[LISTED RECORDS start]

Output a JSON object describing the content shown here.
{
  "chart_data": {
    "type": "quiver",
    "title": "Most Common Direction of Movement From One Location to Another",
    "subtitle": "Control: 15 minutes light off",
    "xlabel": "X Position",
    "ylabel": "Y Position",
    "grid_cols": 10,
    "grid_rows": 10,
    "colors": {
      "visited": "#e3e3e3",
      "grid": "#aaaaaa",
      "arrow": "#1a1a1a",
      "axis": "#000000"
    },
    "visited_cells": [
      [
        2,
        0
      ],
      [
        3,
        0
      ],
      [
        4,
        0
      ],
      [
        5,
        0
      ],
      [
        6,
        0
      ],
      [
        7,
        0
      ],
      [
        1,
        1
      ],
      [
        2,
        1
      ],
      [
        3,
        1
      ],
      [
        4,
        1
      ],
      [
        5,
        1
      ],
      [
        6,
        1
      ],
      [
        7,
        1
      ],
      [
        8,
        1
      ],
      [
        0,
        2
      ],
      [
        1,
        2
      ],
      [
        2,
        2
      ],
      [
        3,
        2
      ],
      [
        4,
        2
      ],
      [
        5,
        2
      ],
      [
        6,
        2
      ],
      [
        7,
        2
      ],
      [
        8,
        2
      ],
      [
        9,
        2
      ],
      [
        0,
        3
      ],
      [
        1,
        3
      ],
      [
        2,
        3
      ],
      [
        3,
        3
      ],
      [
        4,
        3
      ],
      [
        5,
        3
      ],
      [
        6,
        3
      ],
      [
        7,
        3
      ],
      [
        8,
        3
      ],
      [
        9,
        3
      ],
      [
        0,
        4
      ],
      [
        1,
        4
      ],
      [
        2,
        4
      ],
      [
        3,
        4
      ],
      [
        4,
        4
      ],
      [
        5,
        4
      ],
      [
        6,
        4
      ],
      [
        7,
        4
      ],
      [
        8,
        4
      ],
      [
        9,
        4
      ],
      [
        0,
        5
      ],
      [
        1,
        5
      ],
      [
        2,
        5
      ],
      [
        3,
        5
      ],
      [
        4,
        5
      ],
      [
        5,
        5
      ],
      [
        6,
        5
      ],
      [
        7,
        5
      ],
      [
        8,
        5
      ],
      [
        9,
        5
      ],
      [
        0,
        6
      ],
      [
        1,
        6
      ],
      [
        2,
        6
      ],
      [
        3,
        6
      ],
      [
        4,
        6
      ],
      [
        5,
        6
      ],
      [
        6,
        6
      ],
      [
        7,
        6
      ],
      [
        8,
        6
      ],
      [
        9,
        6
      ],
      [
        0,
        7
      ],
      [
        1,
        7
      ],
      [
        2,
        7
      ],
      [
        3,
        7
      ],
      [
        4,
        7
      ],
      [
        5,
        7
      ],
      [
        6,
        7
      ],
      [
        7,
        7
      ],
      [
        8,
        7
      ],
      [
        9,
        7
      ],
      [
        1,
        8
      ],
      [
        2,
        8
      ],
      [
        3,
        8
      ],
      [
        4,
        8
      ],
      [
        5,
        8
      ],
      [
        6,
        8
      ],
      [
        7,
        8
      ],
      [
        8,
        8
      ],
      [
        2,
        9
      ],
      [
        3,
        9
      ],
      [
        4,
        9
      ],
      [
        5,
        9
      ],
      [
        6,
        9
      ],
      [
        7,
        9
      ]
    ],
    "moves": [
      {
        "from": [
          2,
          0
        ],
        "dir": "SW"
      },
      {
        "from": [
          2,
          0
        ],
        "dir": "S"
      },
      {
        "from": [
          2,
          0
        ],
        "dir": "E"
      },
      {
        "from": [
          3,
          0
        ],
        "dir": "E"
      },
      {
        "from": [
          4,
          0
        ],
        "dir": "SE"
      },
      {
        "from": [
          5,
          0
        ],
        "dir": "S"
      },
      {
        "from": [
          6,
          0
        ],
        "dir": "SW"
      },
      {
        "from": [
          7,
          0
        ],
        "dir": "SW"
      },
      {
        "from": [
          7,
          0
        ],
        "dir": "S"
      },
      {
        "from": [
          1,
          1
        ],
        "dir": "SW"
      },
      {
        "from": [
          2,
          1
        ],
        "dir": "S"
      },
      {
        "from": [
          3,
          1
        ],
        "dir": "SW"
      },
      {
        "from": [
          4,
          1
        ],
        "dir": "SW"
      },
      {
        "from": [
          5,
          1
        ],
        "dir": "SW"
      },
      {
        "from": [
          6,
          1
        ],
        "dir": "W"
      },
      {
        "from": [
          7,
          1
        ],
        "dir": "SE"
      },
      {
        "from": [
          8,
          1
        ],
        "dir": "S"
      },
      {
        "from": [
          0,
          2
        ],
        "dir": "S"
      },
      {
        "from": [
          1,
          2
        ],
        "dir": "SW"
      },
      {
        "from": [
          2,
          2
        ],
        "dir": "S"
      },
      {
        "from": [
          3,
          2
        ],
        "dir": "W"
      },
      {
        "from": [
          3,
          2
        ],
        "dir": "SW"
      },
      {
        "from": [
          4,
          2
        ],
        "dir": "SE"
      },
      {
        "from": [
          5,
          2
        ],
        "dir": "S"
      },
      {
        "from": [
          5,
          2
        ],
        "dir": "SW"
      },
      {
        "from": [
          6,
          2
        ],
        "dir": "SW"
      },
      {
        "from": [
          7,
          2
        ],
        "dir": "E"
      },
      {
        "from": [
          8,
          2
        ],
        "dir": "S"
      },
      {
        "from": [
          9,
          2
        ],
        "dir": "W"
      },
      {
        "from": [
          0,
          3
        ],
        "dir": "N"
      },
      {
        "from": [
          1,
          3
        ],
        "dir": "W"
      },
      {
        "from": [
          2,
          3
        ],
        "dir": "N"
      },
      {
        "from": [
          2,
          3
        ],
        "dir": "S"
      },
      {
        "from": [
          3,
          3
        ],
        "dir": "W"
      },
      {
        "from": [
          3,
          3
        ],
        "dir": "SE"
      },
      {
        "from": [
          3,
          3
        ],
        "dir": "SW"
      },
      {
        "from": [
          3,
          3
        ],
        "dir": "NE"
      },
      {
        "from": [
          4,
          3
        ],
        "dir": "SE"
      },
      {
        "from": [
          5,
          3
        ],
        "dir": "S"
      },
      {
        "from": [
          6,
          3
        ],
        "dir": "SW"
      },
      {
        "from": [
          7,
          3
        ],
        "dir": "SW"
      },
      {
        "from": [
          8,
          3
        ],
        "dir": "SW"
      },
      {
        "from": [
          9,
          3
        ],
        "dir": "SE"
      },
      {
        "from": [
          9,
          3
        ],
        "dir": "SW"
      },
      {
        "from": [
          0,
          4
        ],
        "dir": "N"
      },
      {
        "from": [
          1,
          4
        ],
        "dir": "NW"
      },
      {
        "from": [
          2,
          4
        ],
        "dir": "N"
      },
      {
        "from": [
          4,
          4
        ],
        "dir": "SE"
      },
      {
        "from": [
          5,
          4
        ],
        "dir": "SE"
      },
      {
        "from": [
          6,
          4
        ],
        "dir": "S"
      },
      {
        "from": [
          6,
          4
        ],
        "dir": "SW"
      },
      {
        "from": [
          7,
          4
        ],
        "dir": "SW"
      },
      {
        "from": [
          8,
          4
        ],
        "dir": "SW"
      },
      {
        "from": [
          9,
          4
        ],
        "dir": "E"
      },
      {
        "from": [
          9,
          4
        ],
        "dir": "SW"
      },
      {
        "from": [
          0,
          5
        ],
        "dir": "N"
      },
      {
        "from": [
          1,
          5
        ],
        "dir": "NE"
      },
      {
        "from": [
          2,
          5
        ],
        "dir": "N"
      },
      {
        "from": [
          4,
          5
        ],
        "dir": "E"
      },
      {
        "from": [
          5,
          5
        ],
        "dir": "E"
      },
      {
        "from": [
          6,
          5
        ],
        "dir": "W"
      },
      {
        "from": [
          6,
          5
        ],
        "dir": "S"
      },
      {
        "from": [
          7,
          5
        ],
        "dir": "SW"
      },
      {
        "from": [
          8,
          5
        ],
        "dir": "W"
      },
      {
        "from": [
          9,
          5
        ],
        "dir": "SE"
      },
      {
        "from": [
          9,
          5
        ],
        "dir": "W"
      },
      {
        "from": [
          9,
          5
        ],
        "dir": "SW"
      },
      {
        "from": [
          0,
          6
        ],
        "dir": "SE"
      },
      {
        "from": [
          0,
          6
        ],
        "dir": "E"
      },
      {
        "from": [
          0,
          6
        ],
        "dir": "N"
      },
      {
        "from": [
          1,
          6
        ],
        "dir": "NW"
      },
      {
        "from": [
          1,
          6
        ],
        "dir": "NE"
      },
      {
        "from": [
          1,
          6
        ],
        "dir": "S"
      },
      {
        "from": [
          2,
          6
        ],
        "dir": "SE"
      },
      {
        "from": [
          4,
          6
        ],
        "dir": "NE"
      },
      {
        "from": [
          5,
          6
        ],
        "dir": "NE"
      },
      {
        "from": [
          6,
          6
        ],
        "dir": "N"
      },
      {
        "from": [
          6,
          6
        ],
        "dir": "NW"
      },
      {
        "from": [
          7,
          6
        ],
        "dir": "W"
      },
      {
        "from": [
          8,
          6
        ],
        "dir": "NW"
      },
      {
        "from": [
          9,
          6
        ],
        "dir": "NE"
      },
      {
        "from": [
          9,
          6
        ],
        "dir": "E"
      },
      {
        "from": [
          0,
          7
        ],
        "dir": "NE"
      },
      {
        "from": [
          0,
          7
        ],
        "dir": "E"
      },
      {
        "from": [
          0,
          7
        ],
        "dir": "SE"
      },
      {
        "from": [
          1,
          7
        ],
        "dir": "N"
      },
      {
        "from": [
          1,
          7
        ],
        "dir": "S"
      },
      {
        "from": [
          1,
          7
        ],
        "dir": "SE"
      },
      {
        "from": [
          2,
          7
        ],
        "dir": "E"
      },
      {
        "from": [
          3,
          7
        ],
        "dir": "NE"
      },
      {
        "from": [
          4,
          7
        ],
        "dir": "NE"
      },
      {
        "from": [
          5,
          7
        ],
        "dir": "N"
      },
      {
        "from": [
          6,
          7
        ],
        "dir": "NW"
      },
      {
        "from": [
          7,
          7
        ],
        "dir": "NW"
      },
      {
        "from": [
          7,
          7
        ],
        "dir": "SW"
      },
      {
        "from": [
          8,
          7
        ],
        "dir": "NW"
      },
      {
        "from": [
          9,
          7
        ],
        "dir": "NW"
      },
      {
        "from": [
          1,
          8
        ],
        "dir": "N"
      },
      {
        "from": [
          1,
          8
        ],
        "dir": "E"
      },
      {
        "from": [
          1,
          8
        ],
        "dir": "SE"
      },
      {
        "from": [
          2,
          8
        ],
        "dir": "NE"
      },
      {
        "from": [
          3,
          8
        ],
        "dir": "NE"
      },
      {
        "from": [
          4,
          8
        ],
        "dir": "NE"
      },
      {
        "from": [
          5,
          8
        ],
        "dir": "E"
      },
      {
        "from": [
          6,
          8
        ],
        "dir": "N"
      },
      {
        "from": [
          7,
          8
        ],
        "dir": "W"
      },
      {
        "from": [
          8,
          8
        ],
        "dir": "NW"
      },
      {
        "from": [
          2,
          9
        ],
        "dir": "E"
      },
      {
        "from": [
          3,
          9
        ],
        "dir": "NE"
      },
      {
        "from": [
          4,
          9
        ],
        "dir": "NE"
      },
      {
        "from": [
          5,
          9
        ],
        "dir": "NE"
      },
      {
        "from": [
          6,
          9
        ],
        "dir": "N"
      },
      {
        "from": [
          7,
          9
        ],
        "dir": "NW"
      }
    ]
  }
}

[LISTED RECORDS end]

Pick out lines containing the word "Position", each one as written.

    "xlabel": "X Position",
    "ylabel": "Y Position",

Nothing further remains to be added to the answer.